(Extracted data entries)
● ● ● ●

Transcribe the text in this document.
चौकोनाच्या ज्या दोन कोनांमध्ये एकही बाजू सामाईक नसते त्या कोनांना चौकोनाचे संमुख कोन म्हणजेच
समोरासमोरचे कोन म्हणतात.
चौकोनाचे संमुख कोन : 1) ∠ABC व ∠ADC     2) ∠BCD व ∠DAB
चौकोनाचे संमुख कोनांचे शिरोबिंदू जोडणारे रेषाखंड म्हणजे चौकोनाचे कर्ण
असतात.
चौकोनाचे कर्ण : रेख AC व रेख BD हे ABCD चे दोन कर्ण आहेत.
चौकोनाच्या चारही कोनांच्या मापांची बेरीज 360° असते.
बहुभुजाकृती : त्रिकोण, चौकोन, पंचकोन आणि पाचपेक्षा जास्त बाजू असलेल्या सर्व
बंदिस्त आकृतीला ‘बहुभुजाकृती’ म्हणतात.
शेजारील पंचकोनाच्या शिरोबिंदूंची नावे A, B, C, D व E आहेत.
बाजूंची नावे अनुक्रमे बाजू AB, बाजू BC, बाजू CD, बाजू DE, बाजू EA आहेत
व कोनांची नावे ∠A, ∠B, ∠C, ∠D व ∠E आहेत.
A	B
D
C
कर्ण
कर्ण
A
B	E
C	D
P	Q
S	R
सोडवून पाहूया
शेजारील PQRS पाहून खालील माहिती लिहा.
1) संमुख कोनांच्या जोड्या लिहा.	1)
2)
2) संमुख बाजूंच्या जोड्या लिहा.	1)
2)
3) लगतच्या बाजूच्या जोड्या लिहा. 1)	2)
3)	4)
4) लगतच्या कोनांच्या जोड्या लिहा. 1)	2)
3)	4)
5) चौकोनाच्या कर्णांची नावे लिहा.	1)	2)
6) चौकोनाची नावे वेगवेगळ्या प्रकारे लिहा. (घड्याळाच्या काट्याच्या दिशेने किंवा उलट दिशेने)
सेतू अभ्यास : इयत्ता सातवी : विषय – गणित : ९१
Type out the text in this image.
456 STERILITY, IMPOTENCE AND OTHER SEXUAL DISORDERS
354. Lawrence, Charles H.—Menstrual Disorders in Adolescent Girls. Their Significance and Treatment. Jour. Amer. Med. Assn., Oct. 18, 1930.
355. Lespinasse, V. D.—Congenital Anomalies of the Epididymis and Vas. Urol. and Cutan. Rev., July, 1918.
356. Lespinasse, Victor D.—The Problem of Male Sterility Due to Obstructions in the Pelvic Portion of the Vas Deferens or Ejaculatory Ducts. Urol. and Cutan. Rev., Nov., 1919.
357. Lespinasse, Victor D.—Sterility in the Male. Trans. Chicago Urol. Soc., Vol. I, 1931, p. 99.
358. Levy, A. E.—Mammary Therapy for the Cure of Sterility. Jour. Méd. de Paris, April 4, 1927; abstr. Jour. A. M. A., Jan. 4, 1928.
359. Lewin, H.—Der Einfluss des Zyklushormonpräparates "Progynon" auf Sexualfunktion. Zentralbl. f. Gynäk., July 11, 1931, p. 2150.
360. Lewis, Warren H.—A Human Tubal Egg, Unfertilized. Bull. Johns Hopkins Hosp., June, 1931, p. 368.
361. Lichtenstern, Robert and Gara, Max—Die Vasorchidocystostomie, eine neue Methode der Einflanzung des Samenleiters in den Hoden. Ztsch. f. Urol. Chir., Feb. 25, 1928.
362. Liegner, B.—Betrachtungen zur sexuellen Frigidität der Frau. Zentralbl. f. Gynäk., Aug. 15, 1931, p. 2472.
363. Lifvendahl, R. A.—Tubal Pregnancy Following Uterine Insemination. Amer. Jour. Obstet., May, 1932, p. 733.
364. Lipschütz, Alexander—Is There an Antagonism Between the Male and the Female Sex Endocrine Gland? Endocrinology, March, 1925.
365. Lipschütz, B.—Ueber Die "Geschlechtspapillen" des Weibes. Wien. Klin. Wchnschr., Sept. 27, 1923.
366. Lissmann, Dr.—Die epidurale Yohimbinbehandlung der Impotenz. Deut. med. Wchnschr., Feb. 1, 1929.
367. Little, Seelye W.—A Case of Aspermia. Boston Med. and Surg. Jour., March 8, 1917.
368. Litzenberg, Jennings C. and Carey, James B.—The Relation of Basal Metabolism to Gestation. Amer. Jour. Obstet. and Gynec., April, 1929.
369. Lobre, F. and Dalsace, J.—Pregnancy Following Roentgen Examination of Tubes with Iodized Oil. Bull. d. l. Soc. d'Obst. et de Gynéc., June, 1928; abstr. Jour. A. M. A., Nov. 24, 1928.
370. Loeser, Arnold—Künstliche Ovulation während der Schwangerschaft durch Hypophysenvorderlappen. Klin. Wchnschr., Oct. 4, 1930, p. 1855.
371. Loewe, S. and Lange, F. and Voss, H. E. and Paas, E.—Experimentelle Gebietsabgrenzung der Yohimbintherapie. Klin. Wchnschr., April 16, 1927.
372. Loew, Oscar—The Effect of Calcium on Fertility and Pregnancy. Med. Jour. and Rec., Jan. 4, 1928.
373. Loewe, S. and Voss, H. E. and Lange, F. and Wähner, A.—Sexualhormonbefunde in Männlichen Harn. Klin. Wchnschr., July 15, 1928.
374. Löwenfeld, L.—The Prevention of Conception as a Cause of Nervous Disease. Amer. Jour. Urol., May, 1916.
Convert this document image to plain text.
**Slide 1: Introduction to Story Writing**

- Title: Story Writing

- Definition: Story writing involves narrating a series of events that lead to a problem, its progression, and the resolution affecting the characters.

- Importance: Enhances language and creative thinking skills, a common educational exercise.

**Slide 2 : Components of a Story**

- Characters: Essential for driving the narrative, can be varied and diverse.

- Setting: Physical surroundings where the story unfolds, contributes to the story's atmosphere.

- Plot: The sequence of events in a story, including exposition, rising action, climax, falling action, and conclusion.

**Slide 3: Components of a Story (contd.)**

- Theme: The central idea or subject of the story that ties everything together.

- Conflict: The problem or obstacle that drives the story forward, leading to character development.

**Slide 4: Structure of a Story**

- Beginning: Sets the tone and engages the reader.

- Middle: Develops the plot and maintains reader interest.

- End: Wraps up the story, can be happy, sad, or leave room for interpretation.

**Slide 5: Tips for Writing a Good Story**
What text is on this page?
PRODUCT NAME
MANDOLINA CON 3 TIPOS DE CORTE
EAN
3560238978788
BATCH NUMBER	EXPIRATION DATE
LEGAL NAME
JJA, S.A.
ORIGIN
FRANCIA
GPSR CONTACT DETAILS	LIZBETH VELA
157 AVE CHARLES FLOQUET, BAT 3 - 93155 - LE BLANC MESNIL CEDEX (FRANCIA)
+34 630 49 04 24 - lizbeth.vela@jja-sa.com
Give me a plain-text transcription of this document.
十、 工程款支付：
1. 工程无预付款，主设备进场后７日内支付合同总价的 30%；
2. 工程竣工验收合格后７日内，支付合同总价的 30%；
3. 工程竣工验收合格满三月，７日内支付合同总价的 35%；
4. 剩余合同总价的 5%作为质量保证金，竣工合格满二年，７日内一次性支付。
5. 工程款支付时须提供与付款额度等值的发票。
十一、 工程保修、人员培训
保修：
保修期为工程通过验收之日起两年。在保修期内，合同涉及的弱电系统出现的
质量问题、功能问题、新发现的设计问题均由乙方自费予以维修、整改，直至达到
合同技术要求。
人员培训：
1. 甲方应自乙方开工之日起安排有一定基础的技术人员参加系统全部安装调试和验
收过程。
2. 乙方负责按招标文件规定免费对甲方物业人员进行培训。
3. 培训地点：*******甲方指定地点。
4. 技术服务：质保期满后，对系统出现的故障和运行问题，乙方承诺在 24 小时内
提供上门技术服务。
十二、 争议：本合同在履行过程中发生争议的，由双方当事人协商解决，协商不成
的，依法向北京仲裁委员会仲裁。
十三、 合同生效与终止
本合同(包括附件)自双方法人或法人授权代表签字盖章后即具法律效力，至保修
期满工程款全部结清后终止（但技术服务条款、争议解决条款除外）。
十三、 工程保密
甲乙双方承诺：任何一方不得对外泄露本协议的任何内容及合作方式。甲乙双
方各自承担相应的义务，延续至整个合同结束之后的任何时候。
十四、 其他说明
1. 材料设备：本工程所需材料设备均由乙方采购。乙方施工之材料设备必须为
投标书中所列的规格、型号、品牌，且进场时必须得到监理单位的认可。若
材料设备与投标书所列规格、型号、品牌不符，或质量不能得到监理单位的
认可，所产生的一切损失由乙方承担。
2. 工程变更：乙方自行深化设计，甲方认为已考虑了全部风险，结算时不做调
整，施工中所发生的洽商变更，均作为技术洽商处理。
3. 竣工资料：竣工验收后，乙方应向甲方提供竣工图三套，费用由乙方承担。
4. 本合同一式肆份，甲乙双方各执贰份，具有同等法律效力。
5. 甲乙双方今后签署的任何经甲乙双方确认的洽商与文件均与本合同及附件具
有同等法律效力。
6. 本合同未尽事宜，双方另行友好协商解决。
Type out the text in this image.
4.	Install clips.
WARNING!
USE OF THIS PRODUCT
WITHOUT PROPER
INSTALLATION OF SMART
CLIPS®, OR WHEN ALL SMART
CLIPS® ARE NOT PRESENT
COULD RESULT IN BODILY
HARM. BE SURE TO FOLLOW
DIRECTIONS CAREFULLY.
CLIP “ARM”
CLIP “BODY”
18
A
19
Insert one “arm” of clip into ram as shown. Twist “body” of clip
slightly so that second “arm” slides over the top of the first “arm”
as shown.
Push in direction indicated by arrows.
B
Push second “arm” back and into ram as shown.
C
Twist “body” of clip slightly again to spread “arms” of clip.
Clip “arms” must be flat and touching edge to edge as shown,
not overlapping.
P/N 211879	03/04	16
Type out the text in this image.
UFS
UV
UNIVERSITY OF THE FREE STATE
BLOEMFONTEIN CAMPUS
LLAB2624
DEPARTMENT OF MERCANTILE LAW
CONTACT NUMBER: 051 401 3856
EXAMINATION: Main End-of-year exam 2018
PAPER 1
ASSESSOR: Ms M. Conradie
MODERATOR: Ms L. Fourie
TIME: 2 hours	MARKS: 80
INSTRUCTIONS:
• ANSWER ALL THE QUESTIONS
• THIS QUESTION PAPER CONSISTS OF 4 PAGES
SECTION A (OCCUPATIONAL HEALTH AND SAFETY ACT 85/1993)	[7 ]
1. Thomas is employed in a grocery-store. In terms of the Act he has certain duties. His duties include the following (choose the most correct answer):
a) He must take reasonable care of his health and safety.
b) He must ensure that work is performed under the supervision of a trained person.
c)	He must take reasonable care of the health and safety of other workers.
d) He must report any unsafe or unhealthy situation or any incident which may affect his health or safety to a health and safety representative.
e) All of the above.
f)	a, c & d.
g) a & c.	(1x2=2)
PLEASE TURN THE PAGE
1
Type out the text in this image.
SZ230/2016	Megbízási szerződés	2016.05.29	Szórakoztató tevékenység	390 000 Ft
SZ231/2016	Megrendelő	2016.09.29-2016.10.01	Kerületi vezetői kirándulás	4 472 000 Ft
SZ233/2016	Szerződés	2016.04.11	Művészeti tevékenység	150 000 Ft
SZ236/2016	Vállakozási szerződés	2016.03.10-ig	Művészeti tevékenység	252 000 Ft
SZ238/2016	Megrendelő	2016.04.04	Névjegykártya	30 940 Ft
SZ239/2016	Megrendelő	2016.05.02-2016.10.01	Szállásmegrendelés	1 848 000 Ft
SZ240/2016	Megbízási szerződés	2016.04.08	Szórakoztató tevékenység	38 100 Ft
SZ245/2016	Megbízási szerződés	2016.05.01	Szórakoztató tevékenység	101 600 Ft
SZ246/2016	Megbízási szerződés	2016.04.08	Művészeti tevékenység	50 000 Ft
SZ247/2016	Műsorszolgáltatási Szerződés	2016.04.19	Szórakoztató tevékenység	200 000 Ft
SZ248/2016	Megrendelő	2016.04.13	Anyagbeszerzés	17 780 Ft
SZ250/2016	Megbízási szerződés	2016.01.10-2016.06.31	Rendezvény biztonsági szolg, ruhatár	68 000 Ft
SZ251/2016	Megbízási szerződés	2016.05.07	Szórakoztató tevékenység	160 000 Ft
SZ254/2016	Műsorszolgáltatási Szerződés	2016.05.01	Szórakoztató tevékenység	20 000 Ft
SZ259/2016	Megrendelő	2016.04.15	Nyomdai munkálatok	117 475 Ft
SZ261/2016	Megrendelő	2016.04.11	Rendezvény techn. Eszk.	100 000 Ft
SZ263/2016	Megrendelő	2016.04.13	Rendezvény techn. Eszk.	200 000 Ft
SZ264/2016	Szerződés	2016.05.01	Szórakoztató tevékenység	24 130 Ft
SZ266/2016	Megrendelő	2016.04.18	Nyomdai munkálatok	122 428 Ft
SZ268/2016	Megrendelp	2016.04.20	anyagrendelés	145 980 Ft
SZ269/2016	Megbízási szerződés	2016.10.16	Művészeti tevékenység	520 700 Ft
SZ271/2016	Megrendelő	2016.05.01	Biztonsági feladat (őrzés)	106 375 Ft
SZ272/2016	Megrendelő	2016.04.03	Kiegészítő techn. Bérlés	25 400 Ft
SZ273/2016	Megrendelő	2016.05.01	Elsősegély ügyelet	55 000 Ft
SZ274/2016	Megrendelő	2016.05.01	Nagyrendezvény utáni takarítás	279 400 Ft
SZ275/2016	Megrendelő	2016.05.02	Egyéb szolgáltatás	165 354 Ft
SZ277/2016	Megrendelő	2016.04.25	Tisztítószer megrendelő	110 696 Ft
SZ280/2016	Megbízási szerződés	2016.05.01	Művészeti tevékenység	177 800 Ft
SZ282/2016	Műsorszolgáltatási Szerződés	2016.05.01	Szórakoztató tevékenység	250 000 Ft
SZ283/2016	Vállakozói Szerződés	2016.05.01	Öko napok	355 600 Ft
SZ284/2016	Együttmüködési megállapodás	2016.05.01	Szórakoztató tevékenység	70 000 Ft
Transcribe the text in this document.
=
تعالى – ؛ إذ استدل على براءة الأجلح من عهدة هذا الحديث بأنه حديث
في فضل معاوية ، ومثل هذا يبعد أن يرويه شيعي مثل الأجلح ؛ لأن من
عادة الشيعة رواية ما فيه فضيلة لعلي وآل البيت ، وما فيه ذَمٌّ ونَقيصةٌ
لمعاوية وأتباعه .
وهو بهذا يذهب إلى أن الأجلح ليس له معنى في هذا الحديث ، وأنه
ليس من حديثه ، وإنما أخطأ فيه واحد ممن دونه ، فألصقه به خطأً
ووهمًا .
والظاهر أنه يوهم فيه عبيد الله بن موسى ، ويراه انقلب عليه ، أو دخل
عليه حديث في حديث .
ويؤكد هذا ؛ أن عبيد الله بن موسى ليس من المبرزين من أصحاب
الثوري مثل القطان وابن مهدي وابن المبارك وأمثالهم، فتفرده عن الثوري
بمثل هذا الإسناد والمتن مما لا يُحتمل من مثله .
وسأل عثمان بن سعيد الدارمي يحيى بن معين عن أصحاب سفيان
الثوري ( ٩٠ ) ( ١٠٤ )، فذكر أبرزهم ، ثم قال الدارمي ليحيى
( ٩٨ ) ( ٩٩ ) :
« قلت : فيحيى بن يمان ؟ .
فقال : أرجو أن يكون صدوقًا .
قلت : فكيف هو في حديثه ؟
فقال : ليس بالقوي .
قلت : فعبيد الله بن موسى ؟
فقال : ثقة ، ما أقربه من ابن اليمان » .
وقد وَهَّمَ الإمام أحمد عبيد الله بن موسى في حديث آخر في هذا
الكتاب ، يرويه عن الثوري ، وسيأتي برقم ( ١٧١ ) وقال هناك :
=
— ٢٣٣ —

● ● ● ●

◆ Task objective
Wherever the string "document" appears in the entries above, list that line.

◆ Task solution
Transcribe the text in this document.
Convert this document image to plain text.
Give me a plain-text transcription of this document.
Transcribe the text in this document.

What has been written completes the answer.